--- Start ---
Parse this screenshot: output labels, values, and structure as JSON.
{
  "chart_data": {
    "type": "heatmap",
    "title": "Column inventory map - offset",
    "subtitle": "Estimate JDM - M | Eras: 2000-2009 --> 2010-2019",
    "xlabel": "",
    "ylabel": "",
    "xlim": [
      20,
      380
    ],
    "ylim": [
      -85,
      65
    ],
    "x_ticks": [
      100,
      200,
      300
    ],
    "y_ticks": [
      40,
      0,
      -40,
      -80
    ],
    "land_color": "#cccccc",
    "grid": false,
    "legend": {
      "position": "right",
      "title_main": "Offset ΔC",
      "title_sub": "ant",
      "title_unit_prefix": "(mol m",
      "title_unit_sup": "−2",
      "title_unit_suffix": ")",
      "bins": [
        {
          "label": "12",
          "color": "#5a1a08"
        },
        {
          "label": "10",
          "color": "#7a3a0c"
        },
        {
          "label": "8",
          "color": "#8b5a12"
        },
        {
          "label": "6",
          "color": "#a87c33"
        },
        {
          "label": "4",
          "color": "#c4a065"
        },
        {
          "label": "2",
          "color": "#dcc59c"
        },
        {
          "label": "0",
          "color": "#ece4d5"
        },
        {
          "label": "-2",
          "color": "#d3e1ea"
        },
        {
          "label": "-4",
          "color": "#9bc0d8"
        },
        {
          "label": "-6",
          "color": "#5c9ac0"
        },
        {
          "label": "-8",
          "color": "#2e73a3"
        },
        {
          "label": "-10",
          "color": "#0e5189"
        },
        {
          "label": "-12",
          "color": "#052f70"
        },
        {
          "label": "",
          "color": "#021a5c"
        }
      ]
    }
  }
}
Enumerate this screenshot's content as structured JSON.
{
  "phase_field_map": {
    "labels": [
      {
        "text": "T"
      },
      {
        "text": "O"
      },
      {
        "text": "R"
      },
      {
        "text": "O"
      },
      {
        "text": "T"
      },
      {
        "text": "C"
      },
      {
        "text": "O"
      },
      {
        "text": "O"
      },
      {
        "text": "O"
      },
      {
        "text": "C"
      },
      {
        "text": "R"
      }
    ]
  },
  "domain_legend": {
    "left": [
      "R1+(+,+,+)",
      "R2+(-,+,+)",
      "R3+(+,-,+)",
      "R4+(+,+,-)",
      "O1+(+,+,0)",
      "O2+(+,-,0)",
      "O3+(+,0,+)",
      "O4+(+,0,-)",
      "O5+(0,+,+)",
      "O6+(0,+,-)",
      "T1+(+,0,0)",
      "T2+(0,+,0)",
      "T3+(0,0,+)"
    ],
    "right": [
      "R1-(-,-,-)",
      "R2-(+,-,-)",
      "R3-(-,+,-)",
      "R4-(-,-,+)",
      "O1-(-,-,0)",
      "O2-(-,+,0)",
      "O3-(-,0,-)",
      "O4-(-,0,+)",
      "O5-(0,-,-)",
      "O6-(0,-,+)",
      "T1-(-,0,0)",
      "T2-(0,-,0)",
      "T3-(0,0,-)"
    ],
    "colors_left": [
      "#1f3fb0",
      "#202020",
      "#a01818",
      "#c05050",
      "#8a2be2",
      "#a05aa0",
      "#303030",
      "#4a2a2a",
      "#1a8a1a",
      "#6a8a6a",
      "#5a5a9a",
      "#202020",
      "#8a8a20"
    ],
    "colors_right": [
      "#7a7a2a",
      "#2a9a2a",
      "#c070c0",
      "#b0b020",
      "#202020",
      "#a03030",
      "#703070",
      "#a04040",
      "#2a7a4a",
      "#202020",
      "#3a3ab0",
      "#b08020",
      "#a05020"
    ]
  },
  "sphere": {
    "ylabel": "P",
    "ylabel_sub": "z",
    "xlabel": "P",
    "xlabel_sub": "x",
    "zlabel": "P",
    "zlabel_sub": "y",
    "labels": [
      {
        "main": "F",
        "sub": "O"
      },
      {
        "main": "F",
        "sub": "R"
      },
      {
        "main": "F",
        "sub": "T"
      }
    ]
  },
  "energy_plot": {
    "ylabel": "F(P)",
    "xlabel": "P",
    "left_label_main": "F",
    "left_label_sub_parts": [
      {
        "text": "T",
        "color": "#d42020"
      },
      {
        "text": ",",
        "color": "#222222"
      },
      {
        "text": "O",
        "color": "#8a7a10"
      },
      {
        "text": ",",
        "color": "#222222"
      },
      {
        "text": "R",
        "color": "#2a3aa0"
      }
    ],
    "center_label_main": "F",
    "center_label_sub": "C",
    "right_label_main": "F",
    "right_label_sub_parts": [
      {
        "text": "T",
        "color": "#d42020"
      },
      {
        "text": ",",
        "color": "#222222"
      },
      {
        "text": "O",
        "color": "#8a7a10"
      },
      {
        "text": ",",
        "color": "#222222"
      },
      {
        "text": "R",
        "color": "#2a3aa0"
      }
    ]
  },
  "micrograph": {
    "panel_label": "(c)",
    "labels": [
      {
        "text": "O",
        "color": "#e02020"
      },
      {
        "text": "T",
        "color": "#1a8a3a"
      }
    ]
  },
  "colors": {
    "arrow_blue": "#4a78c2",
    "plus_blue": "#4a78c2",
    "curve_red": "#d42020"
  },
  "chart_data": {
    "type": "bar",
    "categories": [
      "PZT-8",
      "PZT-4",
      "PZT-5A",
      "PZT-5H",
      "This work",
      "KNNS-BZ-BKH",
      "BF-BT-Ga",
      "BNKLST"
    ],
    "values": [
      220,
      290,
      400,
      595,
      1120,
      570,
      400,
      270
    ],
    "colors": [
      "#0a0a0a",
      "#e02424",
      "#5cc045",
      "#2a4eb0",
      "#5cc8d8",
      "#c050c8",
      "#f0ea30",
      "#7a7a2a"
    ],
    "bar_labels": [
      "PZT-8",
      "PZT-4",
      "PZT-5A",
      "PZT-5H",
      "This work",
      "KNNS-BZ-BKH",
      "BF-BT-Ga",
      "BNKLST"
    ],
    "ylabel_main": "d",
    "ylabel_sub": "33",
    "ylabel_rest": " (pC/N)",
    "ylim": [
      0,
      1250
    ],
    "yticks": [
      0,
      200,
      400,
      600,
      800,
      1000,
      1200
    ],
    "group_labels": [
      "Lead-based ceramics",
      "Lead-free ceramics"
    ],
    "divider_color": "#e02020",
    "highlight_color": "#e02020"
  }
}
--- End ---
--- Start ---
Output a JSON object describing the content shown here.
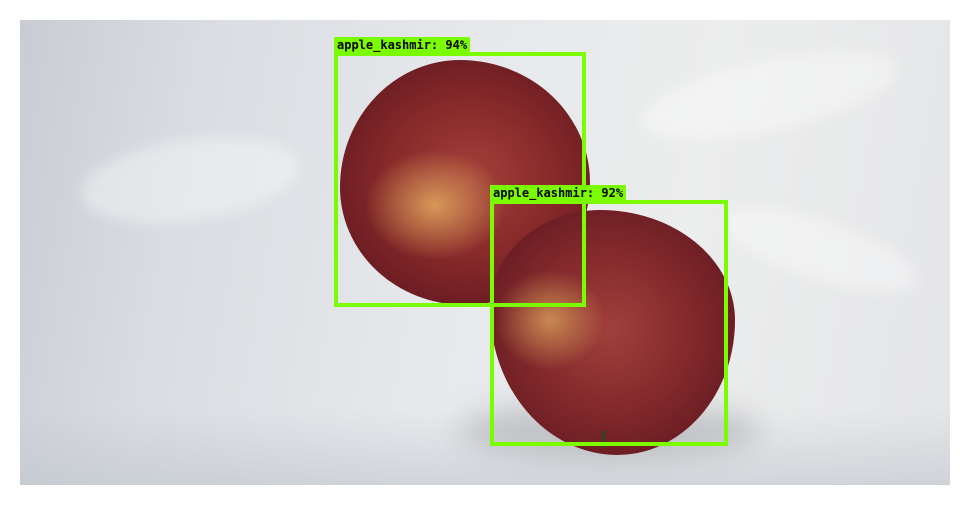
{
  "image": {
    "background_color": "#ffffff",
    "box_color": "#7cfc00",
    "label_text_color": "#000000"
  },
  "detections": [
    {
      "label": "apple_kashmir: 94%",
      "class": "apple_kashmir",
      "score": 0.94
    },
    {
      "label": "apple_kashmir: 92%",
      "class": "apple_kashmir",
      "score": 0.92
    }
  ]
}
--- End ---
## Task prompt
Locate all lines that include the word "content" and copy them out.

## Reply to the exercise
Enumerate this screenshot's content as structured JSON.
Output a JSON object describing the content shown here.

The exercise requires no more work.